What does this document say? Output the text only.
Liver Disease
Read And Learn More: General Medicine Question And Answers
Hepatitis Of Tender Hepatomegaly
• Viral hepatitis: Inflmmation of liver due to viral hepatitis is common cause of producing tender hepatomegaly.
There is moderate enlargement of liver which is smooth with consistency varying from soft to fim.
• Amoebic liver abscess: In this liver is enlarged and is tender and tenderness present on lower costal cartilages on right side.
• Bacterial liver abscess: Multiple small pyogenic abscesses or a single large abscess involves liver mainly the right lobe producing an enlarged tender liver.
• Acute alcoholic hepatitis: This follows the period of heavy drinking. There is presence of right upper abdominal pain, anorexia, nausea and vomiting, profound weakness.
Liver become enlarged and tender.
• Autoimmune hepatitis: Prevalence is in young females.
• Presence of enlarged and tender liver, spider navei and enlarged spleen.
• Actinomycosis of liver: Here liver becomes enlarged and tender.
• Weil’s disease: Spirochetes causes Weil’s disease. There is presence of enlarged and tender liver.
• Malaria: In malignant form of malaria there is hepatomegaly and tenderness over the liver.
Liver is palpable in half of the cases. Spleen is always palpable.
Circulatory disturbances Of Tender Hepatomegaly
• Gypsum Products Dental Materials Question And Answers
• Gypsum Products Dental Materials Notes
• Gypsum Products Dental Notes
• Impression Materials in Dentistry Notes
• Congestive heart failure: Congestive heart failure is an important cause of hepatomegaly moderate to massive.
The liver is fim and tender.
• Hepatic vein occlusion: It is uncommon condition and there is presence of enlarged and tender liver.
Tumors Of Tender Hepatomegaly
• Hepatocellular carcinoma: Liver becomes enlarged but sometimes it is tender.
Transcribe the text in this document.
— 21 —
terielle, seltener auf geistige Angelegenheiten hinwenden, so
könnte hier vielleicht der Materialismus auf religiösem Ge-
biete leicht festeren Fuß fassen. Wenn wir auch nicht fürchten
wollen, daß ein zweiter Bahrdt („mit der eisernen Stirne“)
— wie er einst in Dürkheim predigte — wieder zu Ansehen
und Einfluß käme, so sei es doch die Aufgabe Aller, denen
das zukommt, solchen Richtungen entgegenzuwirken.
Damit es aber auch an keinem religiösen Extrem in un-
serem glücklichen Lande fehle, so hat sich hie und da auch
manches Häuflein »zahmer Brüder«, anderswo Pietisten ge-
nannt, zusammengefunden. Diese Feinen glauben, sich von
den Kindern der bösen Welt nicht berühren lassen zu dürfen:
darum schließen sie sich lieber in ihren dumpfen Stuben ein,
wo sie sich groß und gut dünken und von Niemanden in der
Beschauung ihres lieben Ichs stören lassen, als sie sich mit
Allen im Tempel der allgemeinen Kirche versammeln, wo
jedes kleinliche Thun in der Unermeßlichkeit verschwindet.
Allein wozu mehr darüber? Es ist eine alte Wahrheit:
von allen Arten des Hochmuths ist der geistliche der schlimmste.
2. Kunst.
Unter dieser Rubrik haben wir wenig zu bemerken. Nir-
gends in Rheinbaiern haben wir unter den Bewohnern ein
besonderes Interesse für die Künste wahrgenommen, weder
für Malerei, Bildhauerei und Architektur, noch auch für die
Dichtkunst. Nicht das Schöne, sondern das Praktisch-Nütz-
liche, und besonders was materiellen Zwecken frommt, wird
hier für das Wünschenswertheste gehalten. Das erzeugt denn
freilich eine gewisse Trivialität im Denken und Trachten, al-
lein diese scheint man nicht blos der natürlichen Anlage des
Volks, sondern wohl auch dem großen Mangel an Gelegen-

= = = = = = =

For each line above that includes "text", copy the line.

• _ANSWER SPACE_
What does this document say? Output the text only.
Transcribe the text in this document.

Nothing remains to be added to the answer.